::: Supplied material :::
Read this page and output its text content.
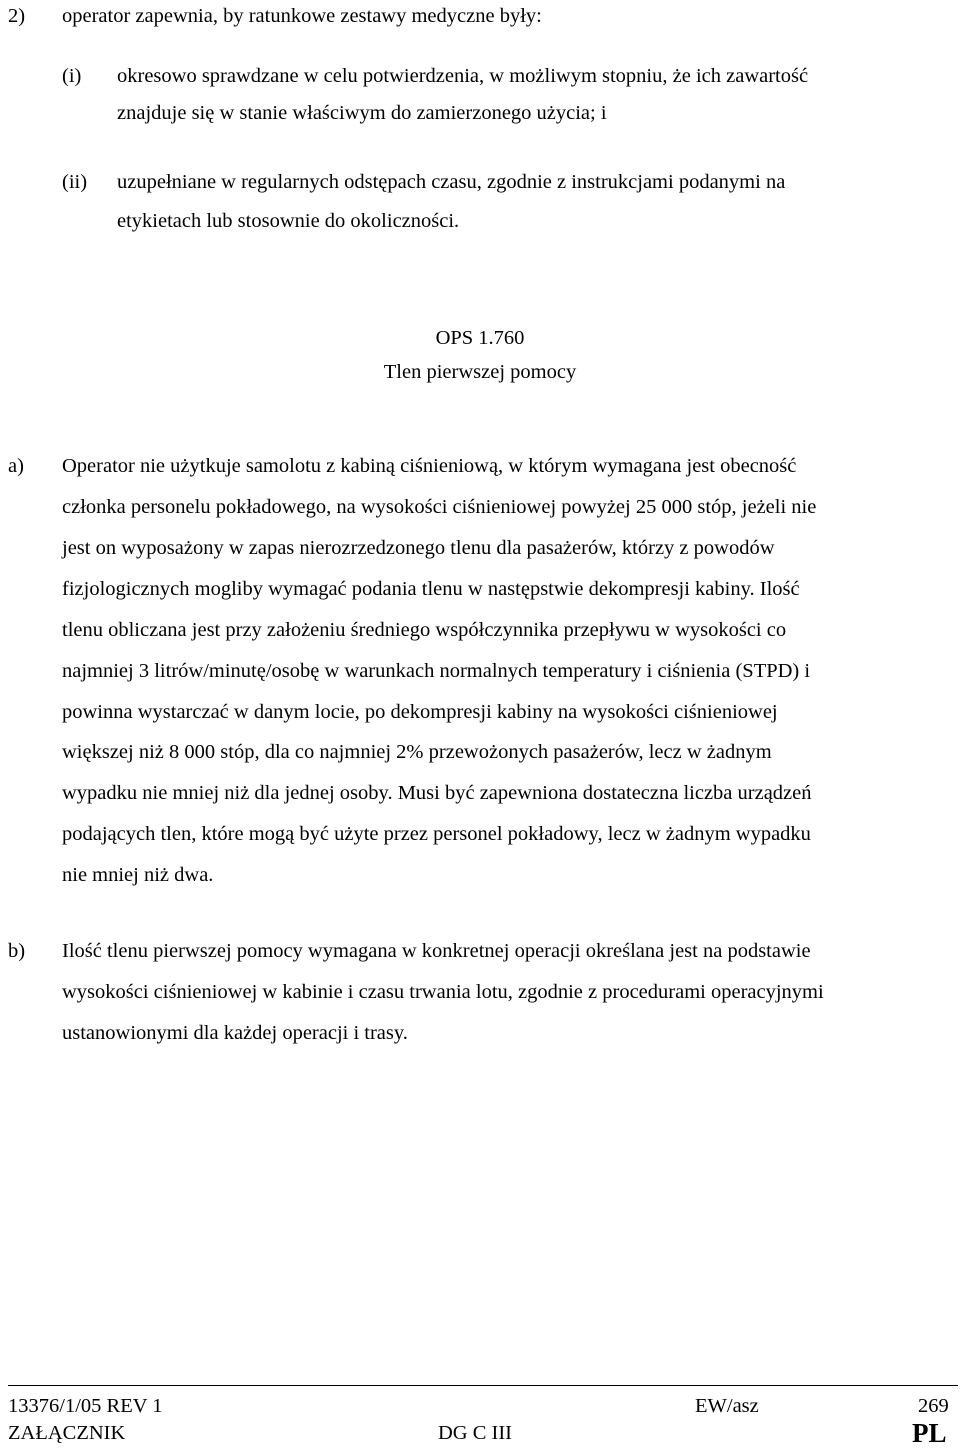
2) operator zapewnia, by ratunkowe zestawy medyczne były:
(i) okresowo sprawdzane w celu potwierdzenia, w możliwym stopniu, że ich zawartość
znajduje się w stanie właściwym do zamierzonego użycia; i
(ii) uzupełniane w regularnych odstępach czasu, zgodnie z instrukcjami podanymi na
etykietach lub stosownie do okoliczności.
OPS 1.760
Tlen pierwszej pomocy
a) Operator nie użytkuje samolotu z kabiną ciśnieniową, w którym wymagana jest obecność
członka personelu pokładowego, na wysokości ciśnieniowej powyżej 25 000 stóp, jeżeli nie
jest on wyposażony w zapas nierozrzedzonego tlenu dla pasażerów, którzy z powodów
fizjologicznych mogliby wymagać podania tlenu w następstwie dekompresji kabiny. Ilość
tlenu obliczana jest przy założeniu średniego współczynnika przepływu w wysokości co
najmniej 3 litrów/minutę/osobę w warunkach normalnych temperatury i ciśnienia (STPD) i
powinna wystarczać w danym locie, po dekompresji kabiny na wysokości ciśnieniowej
większej niż 8 000 stóp, dla co najmniej 2% przewożonych pasażerów, lecz w żadnym
wypadku nie mniej niż dla jednej osoby. Musi być zapewniona dostateczna liczba urządzeń
podających tlen, które mogą być użyte przez personel pokładowy, lecz w żadnym wypadku
nie mniej niż dwa.
b) Ilość tlenu pierwszej pomocy wymagana w konkretnej operacji określana jest na podstawie
wysokości ciśnieniowej w kabinie i czasu trwania lotu, zgodnie z procedurami operacyjnymi
ustanowionymi dla każdej operacji i trasy.
13376/1/05 REV 1	EW/asz	269
ZAŁĄCZNIK	DG C III	PL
:::
--- What you are asked to do ---
Write the listing above out again exactly, dropping each image.

--- Written response ---
Read this page and output its text content.
2) operator zapewnia, by ratunkowe zestawy medyczne były:
(i) okresowo sprawdzane w celu potwierdzenia, w możliwym stopniu, że ich zawartość
znajduje się w stanie właściwym do zamierzonego użycia; i
(ii) uzupełniane w regularnych odstępach czasu, zgodnie z instrukcjami podanymi na
etykietach lub stosownie do okoliczności.
OPS 1.760
Tlen pierwszej pomocy
a) Operator nie użytkuje samolotu z kabiną ciśnieniową, w którym wymagana jest obecność
członka personelu pokładowego, na wysokości ciśnieniowej powyżej 25 000 stóp, jeżeli nie
jest on wyposażony w zapas nierozrzedzonego tlenu dla pasażerów, którzy z powodów
fizjologicznych mogliby wymagać podania tlenu w następstwie dekompresji kabiny. Ilość
tlenu obliczana jest przy założeniu średniego współczynnika przepływu w wysokości co
najmniej 3 litrów/minutę/osobę w warunkach normalnych temperatury i ciśnienia (STPD) i
powinna wystarczać w danym locie, po dekompresji kabiny na wysokości ciśnieniowej
większej niż 8 000 stóp, dla co najmniej 2% przewożonych pasażerów, lecz w żadnym
wypadku nie mniej niż dla jednej osoby. Musi być zapewniona dostateczna liczba urządzeń
podających tlen, które mogą być użyte przez personel pokładowy, lecz w żadnym wypadku
nie mniej niż dwa.
b) Ilość tlenu pierwszej pomocy wymagana w konkretnej operacji określana jest na podstawie
wysokości ciśnieniowej w kabinie i czasu trwania lotu, zgodnie z procedurami operacyjnymi
ustanowionymi dla każdej operacji i trasy.
13376/1/05 REV 1	EW/asz	269
ZAŁĄCZNIK	DG C III	PL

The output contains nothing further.